GOAL 1
The article about Miranda Seagraves below has a paragraph that begins "Objects of OS vary." List every kind of object that paragraph names.
GOAL 2
Continue the article about Miranda Seagraves below, starting after its final sentence.

DOCUMENT EXTRACT
- - - - -

I knocked on the large wooden door, and within seconds a small woman was standing before me. She led me in and offered me tea before we got started.

This person was Miranda Seagraves. Miranda is in love with her house. I visited her home in order to interview her.

“So you say that you are in love with your home. How does that work exactly?” I scanned the small dining room in which we were seated. Besides the table and chairs it was nearly empty. The walls were covered in pink and white wallpaper that was very faded and in some places peeling. The entire house seemed somewhat empty. It was obvious she didn’t often have visitors.

“I am very much in love with Howie, and he is very much in love with me.” Miranda sipped her tea. She was wearing a long skirt and a white blouse. She had neat blond hair tied into a tight bun that sat on top of her head. She peered at me through a pair of small pink glasses.

“I’m sorry to interrupt, but did you call your house Howie?”

“Yes. That is his name.” Miranda fixed her dark brown eyes on me, studying me from where she sat. She set her cup on the small table separating us.

“OK, so tell me more about your relationship. How did you meet each other?” As Miranda watched me, I couldn’t help but get the impression she was judging whether I believed her.

“Well, I suppose it’s just like any other relationship. One day I was driving by and I saw the most beautiful house I’d ever seen. That’s what initially attracted me to Howie, you see. I guess it was just fate that he was for sale.” Miranda picked her cup back up and crossed her legs, still eying me. “I bought him as soon as I could. I really just wanted to be with him.”

“So in your relationship with Howie, and your past partners, do you have sexual intercourse?” I stiffened, slightly embarrassed at the question.

“Yes of course, and that’s private.” Miranda was obviously embarrassed as well.

“Have you had other relationships in the past, with people?” I rushed to my next question, hoping to ease the tension.

“Oh no. No, no, no.” She shook her head, smiling.

“Have you had other relationships in the past, with objects?”

“Oh yes, many of them I still maintain. I am still in love with George, my guitar. We see each other very often.” Miranda took a long sip from her cup and placed it back on the table.

“Does Howie allow your relationship with George?”

“Oh yes.”

At that she offered to take me on a tour to see the rest of her home and introduce me to her other, numerous lovers. Miranda had been “seeing” many different objects for most of her adult life. They ranged from a child’s toy to real-life monuments represented by plastic figures such as the Eiffel tower.

Miranda is one of the many Objectum-sexual people who are not currently in love with a national landmark. Those who are in love with more public figures are more often thrust into the public eye, while people like Miranda continue to live alone, privately living a life of relationships with inanimate objects.

Objects of OS vary. Many are household items, while some are national monuments. Still others include such abstract beings as computer programs and images.

Miranda is one of the estimated 40 people in the world who consider themselves objectum-sexual. Objectum-sexual people, or OS people, generally have had problems relating to people in their past, and Miranda was no different.

- - - - -

DATA SHOWN

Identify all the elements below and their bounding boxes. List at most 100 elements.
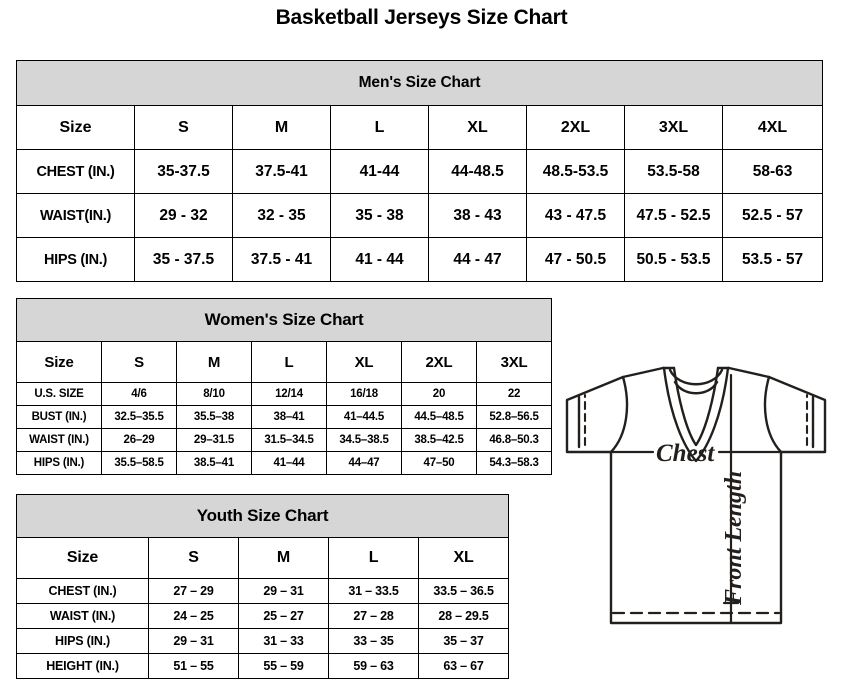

- - - - -

TASK OUTPUT 1
- Household items
- National monuments
- Computer programs
- Images

TASK OUTPUT 2
“I just don’t see how someone can bring something into this world and then not love it.”

Miranda’s parents were divorced, and she was taken and put into foster care when she was less than a year old. She also, like many other OS people, has Asperger’s syndrome. People with Asperger's are by no means necessarily OS, but they often have a hard time relating with people and forming relationships. Some find it easier to relate to inanimate objects.

Miranda and I finished the tour and I left. I went in to this thinking OS people were crazy, but now I have a much different understanding. Miranda showed me that she is perfectly sane. She’s just in love with an object. While this may seem contradictory to some people, doesn’t it seem sane to have a relationship with someone who will never leave you for someone else, and loves you completely forever?

Most OS people believe that all things, including "inanimate" objects, have souls just like people. These souls often have sexes and personalities, which relate to people in different ways.

The media has done a good job of sensationalizing OS in the past. They portray OS people as being openly sexual. While this may be true in some cases, Miranda assured me that the OS community is very keen on preserving the integrity of the objects of their affection, and that all intimacy is private, as it should be. The thought of openly fornicating with an object appalled her.

One of the more famous OS people is Erica Eiffel. She has been featured on many popular TV shows, such as Good Morning America and Nip/Tuck. She is featured in the documentary I Married the Eiffel Tower for obvious reasons.

Miranda enjoys being OS, and would have it no other way.

“I don’t want to be normal. If I had to do it all over again I would.”

She really is in love with these objects, and just like many "normal" people wouldn’t trade her past relationships for the world. Most OS people, as they go through their lives, go from relationship to relationship, just like regular people.

So next time you hear someone say, "I love that house," give a moment's thought to Miranda and the rest of the tiny minority of objectum-sexuals among us, who just want to be free to love as they choose.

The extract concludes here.